• **Data listing**:
#####
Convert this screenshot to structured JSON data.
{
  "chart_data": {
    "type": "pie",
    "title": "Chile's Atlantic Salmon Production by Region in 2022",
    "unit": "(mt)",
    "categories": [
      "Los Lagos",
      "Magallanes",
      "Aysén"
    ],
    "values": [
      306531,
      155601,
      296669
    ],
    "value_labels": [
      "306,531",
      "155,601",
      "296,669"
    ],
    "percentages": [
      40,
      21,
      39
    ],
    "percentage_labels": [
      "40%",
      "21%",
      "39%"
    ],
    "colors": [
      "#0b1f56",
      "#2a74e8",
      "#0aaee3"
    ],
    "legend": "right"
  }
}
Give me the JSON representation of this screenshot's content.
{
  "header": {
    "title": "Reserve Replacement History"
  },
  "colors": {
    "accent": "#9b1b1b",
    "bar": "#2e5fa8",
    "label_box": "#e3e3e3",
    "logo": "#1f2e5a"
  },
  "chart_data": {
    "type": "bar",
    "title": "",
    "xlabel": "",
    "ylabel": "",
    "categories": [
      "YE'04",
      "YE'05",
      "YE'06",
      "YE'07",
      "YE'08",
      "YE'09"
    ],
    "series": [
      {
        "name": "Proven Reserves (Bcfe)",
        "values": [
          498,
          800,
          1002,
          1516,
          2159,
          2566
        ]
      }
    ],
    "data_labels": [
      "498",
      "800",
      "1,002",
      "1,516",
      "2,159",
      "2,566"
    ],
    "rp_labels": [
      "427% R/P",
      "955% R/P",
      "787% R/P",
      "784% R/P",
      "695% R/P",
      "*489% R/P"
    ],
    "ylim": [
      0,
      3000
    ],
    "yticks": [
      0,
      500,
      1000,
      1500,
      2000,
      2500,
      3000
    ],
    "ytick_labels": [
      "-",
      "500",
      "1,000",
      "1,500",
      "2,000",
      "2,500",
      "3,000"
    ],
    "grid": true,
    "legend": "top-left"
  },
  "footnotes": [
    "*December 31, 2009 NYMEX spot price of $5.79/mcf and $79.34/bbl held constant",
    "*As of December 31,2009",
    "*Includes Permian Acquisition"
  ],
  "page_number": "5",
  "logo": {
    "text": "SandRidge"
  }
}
#####
• **Task statement**:
Your task is to return the full listing exactly as it was given.

• **Task result**:
Convert this screenshot to structured JSON data.
{
  "chart_data": {
    "type": "pie",
    "title": "Chile's Atlantic Salmon Production by Region in 2022",
    "unit": "(mt)",
    "categories": [
      "Los Lagos",
      "Magallanes",
      "Aysén"
    ],
    "values": [
      306531,
      155601,
      296669
    ],
    "value_labels": [
      "306,531",
      "155,601",
      "296,669"
    ],
    "percentages": [
      40,
      21,
      39
    ],
    "percentage_labels": [
      "40%",
      "21%",
      "39%"
    ],
    "colors": [
      "#0b1f56",
      "#2a74e8",
      "#0aaee3"
    ],
    "legend": "right"
  }
}
Give me the JSON representation of this screenshot's content.
{
  "header": {
    "title": "Reserve Replacement History"
  },
  "colors": {
    "accent": "#9b1b1b",
    "bar": "#2e5fa8",
    "label_box": "#e3e3e3",
    "logo": "#1f2e5a"
  },
  "chart_data": {
    "type": "bar",
    "title": "",
    "xlabel": "",
    "ylabel": "",
    "categories": [
      "YE'04",
      "YE'05",
      "YE'06",
      "YE'07",
      "YE'08",
      "YE'09"
    ],
    "series": [
      {
        "name": "Proven Reserves (Bcfe)",
        "values": [
          498,
          800,
          1002,
          1516,
          2159,
          2566
        ]
      }
    ],
    "data_labels": [
      "498",
      "800",
      "1,002",
      "1,516",
      "2,159",
      "2,566"
    ],
    "rp_labels": [
      "427% R/P",
      "955% R/P",
      "787% R/P",
      "784% R/P",
      "695% R/P",
      "*489% R/P"
    ],
    "ylim": [
      0,
      3000
    ],
    "yticks": [
      0,
      500,
      1000,
      1500,
      2000,
      2500,
      3000
    ],
    "ytick_labels": [
      "-",
      "500",
      "1,000",
      "1,500",
      "2,000",
      "2,500",
      "3,000"
    ],
    "grid": true,
    "legend": "top-left"
  },
  "footnotes": [
    "*December 31, 2009 NYMEX spot price of $5.79/mcf and $79.34/bbl held constant",
    "*As of December 31,2009",
    "*Includes Permian Acquisition"
  ],
  "page_number": "5",
  "logo": {
    "text": "SandRidge"
  }
}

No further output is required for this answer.